→ **Description of the task**:
Determine how many lines in the entries below contain the word "deflection". Give only the number.

-------------------------

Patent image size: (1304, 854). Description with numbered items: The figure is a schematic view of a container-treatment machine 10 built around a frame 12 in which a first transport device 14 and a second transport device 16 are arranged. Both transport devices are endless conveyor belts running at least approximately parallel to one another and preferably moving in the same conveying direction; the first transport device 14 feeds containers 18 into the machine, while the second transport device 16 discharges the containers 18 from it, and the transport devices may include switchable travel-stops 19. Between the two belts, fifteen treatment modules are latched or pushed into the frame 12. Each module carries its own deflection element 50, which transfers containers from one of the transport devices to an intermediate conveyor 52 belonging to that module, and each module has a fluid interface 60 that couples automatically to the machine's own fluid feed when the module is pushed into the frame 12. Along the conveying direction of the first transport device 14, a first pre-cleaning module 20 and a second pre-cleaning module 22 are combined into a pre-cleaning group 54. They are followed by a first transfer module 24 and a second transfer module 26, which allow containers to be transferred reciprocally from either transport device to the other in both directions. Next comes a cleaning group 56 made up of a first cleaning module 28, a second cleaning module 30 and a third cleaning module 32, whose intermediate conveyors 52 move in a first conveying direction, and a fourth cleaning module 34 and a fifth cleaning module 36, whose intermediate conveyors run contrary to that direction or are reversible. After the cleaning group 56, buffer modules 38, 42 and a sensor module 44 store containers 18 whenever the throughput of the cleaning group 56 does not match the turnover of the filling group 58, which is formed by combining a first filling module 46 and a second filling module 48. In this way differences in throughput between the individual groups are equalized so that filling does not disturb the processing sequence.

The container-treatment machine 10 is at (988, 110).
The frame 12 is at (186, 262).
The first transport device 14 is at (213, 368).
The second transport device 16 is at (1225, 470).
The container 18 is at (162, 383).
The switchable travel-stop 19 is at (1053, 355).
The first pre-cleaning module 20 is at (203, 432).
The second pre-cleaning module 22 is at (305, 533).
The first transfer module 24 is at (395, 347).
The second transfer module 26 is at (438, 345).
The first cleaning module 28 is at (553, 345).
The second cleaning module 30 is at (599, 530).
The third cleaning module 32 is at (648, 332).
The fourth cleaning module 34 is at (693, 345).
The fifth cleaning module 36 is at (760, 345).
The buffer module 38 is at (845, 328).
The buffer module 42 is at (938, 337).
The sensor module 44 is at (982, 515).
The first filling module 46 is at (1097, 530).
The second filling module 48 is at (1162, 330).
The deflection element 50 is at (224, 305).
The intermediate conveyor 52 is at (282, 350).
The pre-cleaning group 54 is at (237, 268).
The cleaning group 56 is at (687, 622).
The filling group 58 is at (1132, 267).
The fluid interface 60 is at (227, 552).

-------------------------

→ **Full solution**:
2